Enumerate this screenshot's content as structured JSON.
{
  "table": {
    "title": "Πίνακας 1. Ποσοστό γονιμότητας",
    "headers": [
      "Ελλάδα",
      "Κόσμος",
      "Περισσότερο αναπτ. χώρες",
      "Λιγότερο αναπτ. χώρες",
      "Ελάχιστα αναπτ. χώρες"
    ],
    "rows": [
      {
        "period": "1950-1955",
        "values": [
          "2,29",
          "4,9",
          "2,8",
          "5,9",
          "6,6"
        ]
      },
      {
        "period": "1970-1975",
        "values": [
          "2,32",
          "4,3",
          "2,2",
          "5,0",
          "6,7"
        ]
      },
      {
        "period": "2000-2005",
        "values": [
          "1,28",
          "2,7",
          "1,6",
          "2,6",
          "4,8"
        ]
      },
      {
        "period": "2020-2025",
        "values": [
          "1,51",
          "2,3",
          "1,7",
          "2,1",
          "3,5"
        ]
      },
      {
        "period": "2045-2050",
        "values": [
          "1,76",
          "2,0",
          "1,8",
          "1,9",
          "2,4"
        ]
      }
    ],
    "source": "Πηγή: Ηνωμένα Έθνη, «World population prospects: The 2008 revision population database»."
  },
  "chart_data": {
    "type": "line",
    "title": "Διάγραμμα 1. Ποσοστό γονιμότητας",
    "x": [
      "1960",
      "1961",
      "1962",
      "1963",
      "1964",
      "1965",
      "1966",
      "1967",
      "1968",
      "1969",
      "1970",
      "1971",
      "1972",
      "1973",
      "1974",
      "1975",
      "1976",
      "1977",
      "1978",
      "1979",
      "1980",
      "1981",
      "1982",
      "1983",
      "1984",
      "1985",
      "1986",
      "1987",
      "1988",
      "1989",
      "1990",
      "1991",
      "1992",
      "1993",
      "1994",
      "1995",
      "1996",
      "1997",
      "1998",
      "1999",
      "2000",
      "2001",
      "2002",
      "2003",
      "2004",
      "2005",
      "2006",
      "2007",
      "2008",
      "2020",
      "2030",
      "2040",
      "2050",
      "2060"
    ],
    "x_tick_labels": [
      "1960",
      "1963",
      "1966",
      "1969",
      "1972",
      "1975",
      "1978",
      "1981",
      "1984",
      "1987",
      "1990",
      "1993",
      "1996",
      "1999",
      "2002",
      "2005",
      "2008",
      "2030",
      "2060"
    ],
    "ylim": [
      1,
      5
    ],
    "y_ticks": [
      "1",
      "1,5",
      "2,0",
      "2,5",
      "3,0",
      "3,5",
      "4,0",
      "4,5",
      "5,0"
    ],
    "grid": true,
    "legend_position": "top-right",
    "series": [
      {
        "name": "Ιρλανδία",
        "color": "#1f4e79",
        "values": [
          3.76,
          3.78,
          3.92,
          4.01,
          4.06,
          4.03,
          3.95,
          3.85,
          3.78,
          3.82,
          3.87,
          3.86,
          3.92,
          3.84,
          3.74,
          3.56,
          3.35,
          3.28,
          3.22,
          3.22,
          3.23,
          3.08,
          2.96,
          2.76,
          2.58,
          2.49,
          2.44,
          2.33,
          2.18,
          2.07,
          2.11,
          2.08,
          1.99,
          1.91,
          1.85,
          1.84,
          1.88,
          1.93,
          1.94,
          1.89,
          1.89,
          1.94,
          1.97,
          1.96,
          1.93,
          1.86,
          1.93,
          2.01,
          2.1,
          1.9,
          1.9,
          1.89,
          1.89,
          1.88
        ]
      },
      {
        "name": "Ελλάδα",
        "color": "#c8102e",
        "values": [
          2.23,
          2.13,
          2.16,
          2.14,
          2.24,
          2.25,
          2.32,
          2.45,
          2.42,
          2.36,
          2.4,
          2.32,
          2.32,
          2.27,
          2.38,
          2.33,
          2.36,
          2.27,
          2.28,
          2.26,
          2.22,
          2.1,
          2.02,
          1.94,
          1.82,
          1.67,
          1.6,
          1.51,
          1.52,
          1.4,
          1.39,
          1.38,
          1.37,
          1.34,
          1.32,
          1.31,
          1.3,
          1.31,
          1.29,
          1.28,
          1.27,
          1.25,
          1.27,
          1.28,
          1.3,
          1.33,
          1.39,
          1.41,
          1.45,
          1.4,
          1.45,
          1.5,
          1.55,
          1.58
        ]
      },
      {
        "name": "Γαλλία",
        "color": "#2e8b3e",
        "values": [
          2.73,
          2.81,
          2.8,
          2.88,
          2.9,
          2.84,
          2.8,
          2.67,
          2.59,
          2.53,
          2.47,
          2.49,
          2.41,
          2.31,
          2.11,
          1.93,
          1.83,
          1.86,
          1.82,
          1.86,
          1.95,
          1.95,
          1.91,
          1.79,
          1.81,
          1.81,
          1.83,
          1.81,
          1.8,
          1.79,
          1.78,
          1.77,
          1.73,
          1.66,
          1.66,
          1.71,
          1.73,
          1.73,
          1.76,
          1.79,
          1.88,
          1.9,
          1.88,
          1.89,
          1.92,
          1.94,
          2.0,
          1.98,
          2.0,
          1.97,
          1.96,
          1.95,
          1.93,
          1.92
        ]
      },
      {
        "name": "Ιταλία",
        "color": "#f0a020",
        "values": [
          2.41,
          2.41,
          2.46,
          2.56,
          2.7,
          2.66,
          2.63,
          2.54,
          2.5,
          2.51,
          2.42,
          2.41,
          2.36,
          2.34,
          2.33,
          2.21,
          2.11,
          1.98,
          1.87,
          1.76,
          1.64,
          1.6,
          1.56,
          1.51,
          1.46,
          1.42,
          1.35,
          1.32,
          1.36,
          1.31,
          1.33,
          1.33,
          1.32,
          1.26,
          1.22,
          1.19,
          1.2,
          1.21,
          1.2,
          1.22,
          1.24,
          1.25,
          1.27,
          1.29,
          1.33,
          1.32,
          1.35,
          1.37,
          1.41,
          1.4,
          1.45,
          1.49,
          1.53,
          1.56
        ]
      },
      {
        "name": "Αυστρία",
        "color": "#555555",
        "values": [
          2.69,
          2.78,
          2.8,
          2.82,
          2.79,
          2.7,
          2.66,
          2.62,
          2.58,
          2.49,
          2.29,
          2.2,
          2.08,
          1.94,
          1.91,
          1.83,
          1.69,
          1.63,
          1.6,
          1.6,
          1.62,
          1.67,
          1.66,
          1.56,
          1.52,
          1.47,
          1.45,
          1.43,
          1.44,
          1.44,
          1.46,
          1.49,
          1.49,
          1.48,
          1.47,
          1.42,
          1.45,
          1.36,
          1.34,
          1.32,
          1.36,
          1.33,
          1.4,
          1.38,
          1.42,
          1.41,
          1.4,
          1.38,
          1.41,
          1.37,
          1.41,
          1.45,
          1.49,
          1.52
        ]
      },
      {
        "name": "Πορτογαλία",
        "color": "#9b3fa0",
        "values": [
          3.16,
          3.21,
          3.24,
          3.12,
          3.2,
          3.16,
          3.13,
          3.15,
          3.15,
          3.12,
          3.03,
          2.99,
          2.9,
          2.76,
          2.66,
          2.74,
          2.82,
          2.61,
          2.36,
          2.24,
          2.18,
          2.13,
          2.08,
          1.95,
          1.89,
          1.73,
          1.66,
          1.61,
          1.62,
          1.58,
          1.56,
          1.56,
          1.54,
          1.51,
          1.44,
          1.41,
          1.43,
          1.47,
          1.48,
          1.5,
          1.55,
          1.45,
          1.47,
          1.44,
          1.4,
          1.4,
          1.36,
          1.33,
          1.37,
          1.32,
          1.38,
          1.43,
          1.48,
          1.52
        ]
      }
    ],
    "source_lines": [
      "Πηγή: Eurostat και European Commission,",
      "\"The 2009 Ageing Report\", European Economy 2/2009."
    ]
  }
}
##############################
◆ **Written problem**
Check each line of the records above for "name", and copy those that have it.

◆ **Written solution**
        "name": "Ιρλανδία",
        "name": "Ελλάδα",
        "name": "Γαλλία",
        "name": "Ιταλία",
        "name": "Αυστρία",
        "name": "Πορτογαλία",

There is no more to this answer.